======== Excerpted records

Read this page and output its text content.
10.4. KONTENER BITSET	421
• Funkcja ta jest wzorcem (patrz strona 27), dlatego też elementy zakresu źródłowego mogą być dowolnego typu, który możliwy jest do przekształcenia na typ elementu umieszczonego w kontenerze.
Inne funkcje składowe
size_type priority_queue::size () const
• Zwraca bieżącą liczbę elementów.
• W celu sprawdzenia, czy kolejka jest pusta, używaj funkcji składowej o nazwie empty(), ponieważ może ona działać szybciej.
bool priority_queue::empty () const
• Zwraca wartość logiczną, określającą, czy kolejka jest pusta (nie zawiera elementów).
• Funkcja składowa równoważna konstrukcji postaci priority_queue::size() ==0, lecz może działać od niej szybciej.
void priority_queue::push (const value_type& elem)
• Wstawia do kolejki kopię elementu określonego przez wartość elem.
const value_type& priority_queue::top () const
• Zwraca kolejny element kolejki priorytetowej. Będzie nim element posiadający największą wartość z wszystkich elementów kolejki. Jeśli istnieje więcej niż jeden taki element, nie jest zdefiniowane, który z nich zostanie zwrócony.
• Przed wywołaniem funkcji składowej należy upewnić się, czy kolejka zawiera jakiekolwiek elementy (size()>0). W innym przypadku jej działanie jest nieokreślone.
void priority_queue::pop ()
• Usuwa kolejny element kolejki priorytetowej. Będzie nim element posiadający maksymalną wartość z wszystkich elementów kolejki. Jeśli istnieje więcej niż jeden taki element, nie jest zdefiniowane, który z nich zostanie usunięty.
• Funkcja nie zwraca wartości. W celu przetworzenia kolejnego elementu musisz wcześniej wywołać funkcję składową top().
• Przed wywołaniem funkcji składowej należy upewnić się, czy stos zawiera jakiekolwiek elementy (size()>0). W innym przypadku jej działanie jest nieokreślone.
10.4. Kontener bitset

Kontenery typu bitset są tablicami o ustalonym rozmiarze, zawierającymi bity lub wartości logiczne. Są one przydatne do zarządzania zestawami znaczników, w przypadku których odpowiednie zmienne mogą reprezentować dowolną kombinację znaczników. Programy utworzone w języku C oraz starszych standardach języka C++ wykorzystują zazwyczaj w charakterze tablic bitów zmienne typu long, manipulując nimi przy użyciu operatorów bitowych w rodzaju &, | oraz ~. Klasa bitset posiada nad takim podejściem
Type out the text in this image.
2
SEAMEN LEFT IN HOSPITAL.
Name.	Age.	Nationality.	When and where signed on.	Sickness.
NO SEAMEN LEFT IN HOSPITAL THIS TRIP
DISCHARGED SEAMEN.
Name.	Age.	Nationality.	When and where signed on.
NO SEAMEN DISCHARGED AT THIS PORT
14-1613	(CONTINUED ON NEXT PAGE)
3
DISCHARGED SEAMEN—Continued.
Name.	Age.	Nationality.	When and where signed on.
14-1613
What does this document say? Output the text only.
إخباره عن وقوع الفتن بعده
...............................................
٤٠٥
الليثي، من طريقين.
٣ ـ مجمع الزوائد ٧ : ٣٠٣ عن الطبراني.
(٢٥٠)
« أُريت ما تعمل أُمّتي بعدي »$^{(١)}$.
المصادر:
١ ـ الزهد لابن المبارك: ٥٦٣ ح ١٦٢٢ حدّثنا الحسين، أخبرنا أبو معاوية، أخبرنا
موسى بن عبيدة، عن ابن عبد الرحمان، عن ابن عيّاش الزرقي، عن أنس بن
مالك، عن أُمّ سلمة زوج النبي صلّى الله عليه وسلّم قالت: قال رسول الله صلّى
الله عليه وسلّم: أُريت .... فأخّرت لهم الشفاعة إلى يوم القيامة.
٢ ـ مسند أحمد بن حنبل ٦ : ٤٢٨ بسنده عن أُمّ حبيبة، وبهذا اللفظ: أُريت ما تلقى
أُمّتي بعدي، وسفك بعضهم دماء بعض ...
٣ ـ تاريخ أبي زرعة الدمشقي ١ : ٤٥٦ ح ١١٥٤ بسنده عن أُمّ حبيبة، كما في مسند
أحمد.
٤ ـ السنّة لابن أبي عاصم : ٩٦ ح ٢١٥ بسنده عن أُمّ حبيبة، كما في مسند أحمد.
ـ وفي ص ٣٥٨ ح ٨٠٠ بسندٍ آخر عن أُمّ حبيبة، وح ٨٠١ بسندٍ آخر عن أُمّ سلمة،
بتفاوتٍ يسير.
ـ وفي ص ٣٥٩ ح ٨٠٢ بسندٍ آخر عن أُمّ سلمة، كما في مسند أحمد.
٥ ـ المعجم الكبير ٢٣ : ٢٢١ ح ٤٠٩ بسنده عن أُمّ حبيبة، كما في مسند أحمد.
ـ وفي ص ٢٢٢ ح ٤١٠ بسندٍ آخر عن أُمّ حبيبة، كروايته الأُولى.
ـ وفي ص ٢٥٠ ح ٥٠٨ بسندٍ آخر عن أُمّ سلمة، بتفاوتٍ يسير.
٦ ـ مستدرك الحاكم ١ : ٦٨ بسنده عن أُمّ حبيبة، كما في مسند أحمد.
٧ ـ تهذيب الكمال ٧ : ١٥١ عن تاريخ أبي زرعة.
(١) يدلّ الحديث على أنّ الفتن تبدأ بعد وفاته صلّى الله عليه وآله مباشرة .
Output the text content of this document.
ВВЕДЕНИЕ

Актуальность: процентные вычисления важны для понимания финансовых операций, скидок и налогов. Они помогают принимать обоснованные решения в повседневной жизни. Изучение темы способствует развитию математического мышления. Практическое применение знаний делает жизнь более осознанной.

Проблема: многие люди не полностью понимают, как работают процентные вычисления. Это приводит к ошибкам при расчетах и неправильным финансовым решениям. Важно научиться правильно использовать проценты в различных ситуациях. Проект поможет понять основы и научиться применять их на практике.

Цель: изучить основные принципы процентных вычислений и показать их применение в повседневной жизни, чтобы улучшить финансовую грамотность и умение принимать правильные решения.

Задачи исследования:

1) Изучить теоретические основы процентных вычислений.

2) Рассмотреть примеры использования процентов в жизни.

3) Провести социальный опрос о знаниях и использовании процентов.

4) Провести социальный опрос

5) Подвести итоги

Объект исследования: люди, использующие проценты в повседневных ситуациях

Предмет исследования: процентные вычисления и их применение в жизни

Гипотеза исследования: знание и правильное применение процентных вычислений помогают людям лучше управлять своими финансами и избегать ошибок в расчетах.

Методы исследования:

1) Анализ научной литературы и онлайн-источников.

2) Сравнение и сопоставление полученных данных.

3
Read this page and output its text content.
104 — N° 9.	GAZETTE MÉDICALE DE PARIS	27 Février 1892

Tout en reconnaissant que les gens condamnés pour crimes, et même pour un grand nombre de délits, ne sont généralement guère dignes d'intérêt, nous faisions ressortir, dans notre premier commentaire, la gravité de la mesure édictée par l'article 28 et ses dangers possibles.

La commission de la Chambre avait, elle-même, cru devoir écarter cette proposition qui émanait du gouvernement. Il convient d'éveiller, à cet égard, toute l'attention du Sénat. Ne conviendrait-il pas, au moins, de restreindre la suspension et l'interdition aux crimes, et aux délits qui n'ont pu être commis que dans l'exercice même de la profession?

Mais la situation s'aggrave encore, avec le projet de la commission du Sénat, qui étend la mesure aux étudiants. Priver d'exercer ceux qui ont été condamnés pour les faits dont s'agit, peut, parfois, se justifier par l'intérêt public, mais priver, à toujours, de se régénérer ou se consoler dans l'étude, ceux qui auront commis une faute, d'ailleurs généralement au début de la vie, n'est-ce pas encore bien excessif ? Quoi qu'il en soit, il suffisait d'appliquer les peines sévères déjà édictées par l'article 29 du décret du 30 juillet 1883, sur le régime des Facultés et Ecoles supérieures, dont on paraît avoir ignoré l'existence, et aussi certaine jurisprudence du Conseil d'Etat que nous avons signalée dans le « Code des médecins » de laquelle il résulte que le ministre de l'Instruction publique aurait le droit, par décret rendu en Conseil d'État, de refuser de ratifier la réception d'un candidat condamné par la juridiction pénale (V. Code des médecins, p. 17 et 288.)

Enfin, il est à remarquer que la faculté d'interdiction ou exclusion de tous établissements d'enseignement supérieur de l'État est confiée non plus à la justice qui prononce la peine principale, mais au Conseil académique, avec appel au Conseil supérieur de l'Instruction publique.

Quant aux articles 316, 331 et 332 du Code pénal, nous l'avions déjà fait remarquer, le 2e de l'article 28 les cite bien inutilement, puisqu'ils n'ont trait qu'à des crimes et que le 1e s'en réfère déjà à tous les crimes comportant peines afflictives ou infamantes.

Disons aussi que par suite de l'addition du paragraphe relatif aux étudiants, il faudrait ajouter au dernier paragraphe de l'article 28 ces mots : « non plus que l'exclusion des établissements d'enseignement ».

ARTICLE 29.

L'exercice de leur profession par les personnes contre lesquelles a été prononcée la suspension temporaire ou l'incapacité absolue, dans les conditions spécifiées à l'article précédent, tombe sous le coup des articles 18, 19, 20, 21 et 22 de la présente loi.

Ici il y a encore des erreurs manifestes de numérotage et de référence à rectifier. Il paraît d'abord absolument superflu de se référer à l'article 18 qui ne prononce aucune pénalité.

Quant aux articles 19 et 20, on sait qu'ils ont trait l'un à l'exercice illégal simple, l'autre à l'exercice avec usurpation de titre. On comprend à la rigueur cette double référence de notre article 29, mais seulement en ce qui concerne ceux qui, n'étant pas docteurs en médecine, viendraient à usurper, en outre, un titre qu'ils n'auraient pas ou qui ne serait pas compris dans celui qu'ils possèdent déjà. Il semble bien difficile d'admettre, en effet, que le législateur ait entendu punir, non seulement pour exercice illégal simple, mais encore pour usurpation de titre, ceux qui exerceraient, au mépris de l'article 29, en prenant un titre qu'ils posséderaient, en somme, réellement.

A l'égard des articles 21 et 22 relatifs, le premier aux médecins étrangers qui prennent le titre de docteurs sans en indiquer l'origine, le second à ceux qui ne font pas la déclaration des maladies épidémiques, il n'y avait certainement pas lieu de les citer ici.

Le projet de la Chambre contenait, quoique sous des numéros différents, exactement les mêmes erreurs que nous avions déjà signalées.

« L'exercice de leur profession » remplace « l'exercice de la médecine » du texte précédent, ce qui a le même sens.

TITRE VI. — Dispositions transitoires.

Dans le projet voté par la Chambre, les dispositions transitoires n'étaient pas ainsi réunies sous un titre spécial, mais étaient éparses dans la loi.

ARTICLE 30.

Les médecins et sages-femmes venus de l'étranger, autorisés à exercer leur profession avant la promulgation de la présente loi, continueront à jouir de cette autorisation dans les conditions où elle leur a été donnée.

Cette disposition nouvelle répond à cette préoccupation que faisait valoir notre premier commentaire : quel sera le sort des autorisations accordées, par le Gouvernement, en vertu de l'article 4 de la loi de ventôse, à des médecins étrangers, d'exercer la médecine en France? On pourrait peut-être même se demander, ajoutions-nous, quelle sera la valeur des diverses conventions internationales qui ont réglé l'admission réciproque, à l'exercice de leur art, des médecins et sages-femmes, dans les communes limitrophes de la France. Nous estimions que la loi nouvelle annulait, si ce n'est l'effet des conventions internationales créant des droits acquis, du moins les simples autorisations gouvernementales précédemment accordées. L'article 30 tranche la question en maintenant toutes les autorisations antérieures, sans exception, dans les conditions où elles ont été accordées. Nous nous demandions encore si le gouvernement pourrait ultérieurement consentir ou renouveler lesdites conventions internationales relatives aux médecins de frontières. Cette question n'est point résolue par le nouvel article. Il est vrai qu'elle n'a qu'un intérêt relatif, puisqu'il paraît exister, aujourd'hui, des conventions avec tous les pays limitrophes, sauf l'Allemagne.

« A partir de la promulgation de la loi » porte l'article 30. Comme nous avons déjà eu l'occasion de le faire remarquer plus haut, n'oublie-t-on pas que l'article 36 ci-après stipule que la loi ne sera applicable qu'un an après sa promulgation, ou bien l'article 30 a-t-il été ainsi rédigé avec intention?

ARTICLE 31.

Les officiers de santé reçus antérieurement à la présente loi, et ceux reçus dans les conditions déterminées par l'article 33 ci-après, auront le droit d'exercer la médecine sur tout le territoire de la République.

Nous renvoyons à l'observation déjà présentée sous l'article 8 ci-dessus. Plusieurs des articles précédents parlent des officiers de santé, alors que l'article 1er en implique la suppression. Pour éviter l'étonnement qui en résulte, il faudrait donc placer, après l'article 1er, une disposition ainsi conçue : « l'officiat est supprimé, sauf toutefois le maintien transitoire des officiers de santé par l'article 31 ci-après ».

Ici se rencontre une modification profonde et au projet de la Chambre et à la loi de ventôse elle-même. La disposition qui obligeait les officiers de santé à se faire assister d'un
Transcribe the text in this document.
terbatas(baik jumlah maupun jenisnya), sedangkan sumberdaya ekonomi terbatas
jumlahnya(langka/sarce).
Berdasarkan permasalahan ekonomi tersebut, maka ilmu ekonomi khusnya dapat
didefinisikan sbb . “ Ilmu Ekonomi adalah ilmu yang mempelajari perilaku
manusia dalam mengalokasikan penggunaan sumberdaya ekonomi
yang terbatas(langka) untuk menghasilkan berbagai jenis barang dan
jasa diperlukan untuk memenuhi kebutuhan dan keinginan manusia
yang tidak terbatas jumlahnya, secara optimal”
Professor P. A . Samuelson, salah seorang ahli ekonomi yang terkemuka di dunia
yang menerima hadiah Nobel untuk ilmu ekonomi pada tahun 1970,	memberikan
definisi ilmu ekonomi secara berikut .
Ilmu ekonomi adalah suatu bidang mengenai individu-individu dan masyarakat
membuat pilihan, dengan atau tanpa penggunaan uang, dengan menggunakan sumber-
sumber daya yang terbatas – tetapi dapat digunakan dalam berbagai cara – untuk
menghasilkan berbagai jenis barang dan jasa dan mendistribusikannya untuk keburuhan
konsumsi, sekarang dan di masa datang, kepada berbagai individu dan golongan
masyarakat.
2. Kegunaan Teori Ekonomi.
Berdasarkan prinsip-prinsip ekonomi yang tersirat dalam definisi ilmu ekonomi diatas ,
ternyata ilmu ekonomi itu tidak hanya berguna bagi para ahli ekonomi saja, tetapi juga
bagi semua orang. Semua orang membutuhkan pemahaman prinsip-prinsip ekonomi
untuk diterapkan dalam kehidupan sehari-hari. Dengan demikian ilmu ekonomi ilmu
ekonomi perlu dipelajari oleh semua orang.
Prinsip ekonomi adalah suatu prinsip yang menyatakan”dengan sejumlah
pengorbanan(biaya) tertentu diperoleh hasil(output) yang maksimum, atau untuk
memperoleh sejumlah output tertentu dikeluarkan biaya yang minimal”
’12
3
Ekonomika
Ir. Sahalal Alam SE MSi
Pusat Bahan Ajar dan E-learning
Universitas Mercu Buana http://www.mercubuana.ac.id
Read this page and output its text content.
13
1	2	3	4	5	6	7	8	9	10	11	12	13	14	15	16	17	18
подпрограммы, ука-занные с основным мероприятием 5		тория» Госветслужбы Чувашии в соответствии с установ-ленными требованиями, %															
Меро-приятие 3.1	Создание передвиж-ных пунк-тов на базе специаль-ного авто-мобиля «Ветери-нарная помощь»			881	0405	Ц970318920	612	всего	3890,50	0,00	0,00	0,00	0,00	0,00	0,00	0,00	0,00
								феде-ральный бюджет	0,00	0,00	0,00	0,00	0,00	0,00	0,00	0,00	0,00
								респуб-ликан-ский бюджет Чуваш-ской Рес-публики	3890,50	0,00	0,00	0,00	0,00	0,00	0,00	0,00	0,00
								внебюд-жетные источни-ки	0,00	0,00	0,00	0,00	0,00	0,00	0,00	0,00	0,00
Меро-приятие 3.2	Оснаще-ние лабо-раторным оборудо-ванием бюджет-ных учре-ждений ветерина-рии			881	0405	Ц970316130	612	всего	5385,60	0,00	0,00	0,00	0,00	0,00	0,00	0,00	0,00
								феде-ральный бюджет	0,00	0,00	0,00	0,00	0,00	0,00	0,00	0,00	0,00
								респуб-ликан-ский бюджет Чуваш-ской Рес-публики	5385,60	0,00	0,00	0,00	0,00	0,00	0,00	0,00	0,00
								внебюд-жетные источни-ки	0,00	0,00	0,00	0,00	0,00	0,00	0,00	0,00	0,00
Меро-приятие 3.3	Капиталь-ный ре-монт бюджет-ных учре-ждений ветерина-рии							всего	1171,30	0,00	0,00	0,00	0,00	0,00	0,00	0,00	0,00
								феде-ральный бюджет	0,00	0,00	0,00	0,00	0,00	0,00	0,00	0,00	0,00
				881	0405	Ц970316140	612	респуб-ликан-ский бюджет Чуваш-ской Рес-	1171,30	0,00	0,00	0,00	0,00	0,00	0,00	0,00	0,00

================

**The task**. Set out every line from the material that contains the string "Code".

**Expected answer**.
Mais la situation s'aggrave encore, avec le projet de la commission du Sénat, qui étend la mesure aux étudiants. Priver d'exercer ceux qui ont été condamnés pour les faits dont s'agit, peut, parfois, se justifier par l'intérêt public, mais priver, à toujours, de se régénérer ou se consoler dans l'étude, ceux qui auront commis une faute, d'ailleurs généralement au début de la vie, n'est-ce pas encore bien excessif ? Quoi qu'il en soit, il suffisait d'appliquer les peines sévères déjà édictées par l'article 29 du décret du 30 juillet 1883, sur le régime des Facultés et Ecoles supérieures, dont on paraît avoir ignoré l'existence, et aussi certaine jurisprudence du Conseil d'Etat que nous avons signalée dans le « Code des médecins » de laquelle il résulte que le ministre de l'Instruction publique aurait le droit, par décret rendu en Conseil d'État, de refuser de ratifier la réception d'un candidat condamné par la juridiction pénale (V. Code des médecins, p. 17 et 288.)
Quant aux articles 316, 331 et 332 du Code pénal, nous l'avions déjà fait remarquer, le 2e de l'article 28 les cite bien inutilement, puisqu'ils n'ont trait qu'à des crimes et que le 1e s'en réfère déjà à tous les crimes comportant peines afflictives ou infamantes.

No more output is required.